What is required:
Lines containing the word "this" should be extracted in full.

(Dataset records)

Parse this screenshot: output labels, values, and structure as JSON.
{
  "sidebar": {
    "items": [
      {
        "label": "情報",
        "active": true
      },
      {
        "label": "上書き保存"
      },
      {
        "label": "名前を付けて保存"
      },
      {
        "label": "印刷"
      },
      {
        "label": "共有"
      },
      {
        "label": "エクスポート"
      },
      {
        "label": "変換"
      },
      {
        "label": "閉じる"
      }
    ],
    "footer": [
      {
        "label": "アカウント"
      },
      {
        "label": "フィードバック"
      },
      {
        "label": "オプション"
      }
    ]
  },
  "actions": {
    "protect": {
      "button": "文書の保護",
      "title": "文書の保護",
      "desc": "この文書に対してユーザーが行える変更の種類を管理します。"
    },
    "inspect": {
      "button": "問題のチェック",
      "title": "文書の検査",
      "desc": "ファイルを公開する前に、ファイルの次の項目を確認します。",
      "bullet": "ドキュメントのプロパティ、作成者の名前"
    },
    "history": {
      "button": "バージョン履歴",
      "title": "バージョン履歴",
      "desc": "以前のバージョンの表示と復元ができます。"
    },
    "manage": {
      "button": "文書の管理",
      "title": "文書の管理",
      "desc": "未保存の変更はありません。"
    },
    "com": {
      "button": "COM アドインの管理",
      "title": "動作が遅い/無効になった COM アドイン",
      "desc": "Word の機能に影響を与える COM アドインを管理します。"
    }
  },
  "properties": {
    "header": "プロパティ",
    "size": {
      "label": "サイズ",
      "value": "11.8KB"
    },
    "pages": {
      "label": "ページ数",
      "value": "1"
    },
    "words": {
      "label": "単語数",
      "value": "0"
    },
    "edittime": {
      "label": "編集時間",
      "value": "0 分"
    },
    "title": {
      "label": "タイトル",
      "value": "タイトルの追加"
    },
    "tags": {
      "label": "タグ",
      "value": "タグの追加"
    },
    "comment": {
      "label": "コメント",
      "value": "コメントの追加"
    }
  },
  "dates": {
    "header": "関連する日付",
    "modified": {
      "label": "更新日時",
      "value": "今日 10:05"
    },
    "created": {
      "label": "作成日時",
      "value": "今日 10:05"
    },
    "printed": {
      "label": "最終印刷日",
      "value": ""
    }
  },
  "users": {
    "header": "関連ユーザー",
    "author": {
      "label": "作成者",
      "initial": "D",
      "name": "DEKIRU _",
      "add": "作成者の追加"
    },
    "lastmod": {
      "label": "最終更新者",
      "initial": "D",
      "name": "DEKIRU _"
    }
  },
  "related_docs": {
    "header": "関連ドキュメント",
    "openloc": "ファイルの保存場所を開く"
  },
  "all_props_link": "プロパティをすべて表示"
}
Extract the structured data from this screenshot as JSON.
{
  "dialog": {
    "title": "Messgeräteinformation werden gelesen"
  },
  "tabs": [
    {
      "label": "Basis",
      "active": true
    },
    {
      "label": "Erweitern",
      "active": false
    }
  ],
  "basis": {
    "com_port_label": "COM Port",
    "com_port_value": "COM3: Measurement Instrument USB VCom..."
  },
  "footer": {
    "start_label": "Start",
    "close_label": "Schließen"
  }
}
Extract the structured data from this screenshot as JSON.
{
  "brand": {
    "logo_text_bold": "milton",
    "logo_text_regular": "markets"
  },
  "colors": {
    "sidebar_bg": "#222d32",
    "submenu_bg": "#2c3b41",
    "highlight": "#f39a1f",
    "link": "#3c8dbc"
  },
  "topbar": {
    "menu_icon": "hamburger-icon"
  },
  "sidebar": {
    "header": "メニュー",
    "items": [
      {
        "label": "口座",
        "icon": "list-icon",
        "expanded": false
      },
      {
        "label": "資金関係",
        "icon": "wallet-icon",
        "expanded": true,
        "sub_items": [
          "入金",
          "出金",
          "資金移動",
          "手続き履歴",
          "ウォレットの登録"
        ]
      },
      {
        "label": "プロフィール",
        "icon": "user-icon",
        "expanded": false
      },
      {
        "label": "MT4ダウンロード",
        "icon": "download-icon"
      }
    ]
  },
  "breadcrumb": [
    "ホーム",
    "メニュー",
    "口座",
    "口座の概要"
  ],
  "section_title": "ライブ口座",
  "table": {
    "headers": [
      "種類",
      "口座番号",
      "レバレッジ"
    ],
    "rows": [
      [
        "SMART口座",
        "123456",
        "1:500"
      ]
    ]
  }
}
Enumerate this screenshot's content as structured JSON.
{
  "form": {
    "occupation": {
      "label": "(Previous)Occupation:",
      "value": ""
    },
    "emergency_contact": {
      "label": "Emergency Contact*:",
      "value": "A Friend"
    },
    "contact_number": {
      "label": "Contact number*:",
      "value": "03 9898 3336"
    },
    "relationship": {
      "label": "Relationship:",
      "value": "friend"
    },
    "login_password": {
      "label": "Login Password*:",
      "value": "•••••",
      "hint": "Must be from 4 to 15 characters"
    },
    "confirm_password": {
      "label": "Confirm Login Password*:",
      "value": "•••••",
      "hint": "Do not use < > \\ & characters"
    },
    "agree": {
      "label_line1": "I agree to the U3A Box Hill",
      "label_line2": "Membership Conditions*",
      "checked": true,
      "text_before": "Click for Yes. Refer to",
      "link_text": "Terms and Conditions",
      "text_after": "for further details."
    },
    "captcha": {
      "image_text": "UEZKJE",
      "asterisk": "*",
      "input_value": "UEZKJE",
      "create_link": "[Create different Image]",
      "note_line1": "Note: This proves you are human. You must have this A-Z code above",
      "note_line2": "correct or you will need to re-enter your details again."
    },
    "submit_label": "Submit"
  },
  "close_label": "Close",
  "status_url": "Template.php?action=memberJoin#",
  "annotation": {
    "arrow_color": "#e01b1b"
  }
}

Correct response:
Parse this screenshot: output labels, values, and structure as JSON.
Extract the structured data from this screenshot as JSON.
Extract the structured data from this screenshot as JSON.
Enumerate this screenshot's content as structured JSON.
      "note_line1": "Note: This proves you are human. You must have this A-Z code above",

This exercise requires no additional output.